-- Exercise requirements --
Pictures should be excluded; otherwise, copy every entry exactly.

-- Record extracts --
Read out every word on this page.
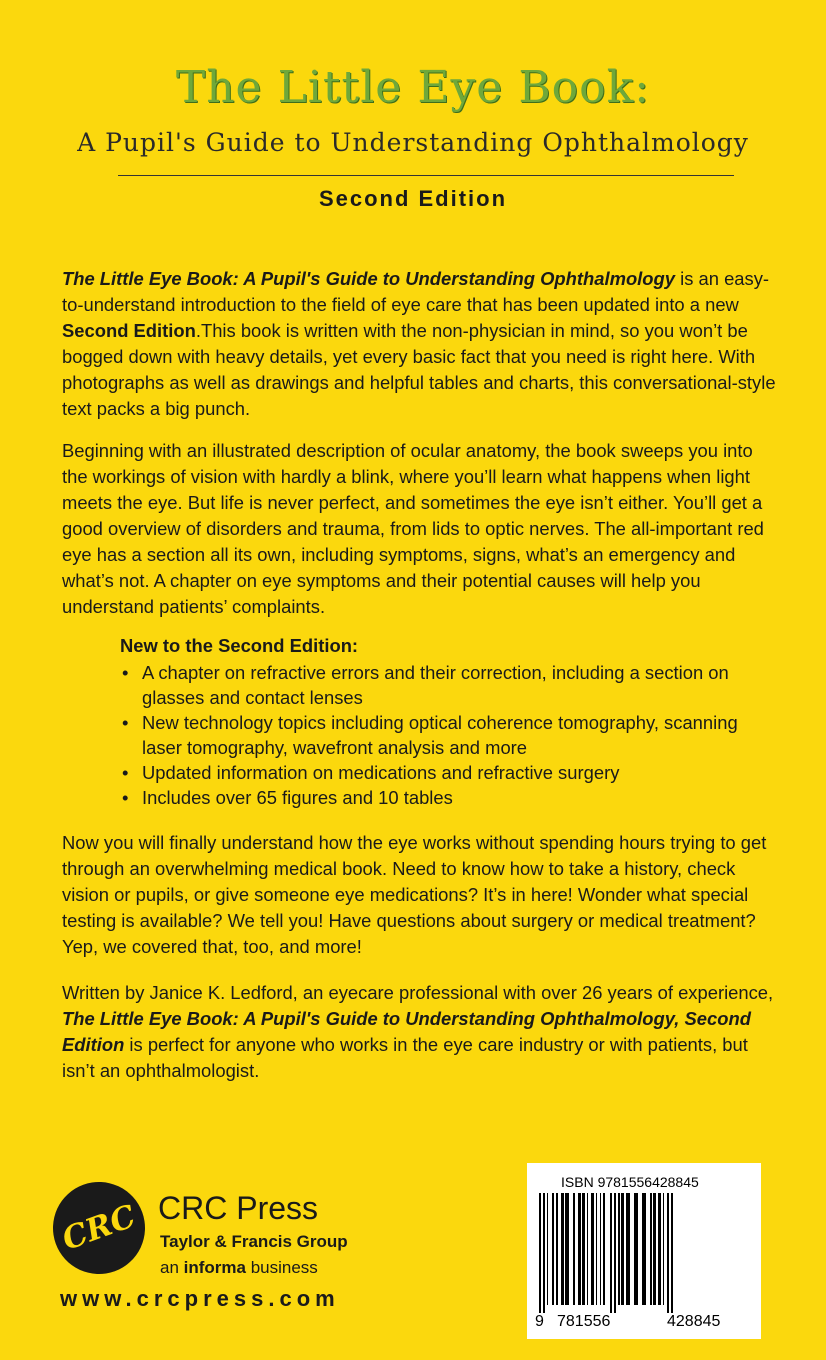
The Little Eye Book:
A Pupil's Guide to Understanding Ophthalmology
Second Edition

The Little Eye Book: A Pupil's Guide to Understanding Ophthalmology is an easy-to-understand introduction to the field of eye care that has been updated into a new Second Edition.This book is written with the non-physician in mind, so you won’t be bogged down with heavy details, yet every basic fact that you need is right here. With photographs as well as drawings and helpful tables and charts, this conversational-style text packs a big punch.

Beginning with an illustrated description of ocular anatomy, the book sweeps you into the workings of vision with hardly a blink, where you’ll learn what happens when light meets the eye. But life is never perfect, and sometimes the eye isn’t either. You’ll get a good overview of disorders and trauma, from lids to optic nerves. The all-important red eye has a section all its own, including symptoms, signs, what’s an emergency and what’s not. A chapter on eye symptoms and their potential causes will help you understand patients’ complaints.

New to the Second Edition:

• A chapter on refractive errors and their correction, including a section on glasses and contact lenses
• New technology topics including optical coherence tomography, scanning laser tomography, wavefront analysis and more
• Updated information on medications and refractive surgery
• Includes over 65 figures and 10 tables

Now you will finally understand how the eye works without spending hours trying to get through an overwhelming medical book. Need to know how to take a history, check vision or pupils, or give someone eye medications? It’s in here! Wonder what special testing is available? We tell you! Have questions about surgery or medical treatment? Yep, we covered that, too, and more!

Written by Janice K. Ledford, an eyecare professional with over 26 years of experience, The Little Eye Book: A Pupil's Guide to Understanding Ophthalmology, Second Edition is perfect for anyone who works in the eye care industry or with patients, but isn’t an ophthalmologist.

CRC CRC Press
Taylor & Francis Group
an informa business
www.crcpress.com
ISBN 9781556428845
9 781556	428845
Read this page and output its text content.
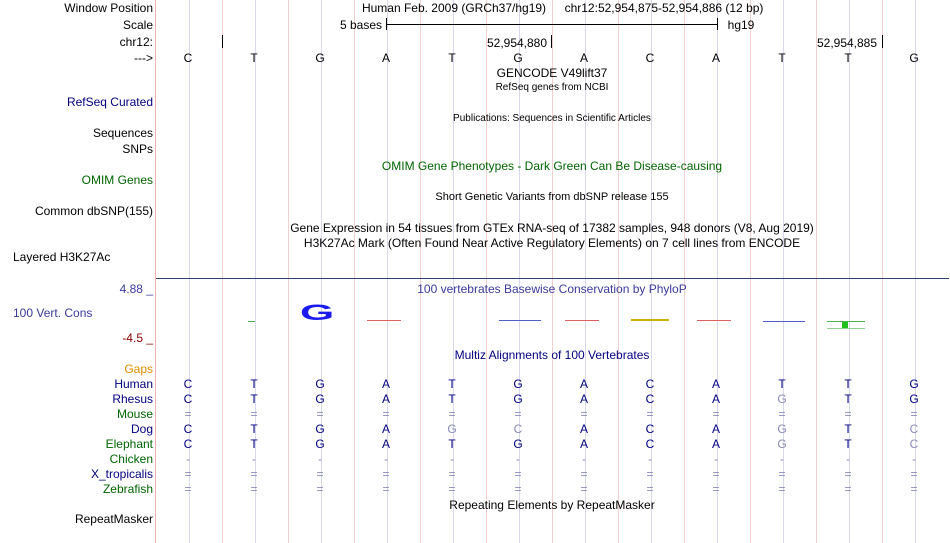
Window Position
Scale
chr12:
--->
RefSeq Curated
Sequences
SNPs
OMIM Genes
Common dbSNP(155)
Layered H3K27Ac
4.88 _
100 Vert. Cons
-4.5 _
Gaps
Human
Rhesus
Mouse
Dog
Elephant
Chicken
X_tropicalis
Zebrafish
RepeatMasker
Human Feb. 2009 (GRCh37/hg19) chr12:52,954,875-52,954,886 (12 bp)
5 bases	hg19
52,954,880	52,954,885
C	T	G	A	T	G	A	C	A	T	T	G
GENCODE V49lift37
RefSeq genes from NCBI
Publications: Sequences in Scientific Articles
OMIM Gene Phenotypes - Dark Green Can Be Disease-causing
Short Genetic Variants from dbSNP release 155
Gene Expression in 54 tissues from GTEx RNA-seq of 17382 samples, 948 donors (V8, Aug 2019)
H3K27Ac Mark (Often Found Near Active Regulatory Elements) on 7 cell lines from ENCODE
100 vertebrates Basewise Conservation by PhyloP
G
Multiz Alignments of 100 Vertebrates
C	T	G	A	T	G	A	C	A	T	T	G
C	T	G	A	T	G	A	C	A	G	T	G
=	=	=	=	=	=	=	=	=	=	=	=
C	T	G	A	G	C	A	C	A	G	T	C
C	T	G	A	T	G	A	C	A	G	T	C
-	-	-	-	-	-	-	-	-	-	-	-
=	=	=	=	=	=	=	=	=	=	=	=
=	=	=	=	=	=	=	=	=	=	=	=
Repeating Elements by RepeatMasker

-- Answer space --
Read out every word on this page.
The Little Eye Book:
A Pupil's Guide to Understanding Ophthalmology
Second Edition

The Little Eye Book: A Pupil's Guide to Understanding Ophthalmology is an easy-to-understand introduction to the field of eye care that has been updated into a new Second Edition.This book is written with the non-physician in mind, so you won’t be bogged down with heavy details, yet every basic fact that you need is right here. With photographs as well as drawings and helpful tables and charts, this conversational-style text packs a big punch.

Beginning with an illustrated description of ocular anatomy, the book sweeps you into the workings of vision with hardly a blink, where you’ll learn what happens when light meets the eye. But life is never perfect, and sometimes the eye isn’t either. You’ll get a good overview of disorders and trauma, from lids to optic nerves. The all-important red eye has a section all its own, including symptoms, signs, what’s an emergency and what’s not. A chapter on eye symptoms and their potential causes will help you understand patients’ complaints.

New to the Second Edition:

• A chapter on refractive errors and their correction, including a section on glasses and contact lenses
• New technology topics including optical coherence tomography, scanning laser tomography, wavefront analysis and more
• Updated information on medications and refractive surgery
• Includes over 65 figures and 10 tables

Now you will finally understand how the eye works without spending hours trying to get through an overwhelming medical book. Need to know how to take a history, check vision or pupils, or give someone eye medications? It’s in here! Wonder what special testing is available? We tell you! Have questions about surgery or medical treatment? Yep, we covered that, too, and more!

Written by Janice K. Ledford, an eyecare professional with over 26 years of experience, The Little Eye Book: A Pupil's Guide to Understanding Ophthalmology, Second Edition is perfect for anyone who works in the eye care industry or with patients, but isn’t an ophthalmologist.

CRC CRC Press
Taylor & Francis Group
an informa business
www.crcpress.com
ISBN 9781556428845
9 781556	428845
Read this page and output its text content.
Window Position
Scale
chr12:
--->
RefSeq Curated
Sequences
SNPs
OMIM Genes
Common dbSNP(155)
Layered H3K27Ac
4.88 _
100 Vert. Cons
-4.5 _
Gaps
Human
Rhesus
Mouse
Dog
Elephant
Chicken
X_tropicalis
Zebrafish
RepeatMasker
Human Feb. 2009 (GRCh37/hg19) chr12:52,954,875-52,954,886 (12 bp)
5 bases	hg19
52,954,880	52,954,885
C	T	G	A	T	G	A	C	A	T	T	G
GENCODE V49lift37
RefSeq genes from NCBI
Publications: Sequences in Scientific Articles
OMIM Gene Phenotypes - Dark Green Can Be Disease-causing
Short Genetic Variants from dbSNP release 155
Gene Expression in 54 tissues from GTEx RNA-seq of 17382 samples, 948 donors (V8, Aug 2019)
H3K27Ac Mark (Often Found Near Active Regulatory Elements) on 7 cell lines from ENCODE
100 vertebrates Basewise Conservation by PhyloP
G
Multiz Alignments of 100 Vertebrates
C	T	G	A	T	G	A	C	A	T	T	G
C	T	G	A	T	G	A	C	A	G	T	G
=	=	=	=	=	=	=	=	=	=	=	=
C	T	G	A	G	C	A	C	A	G	T	C
C	T	G	A	T	G	A	C	A	G	T	C
-	-	-	-	-	-	-	-	-	-	-	-
=	=	=	=	=	=	=	=	=	=	=	=
=	=	=	=	=	=	=	=	=	=	=	=
Repeating Elements by RepeatMasker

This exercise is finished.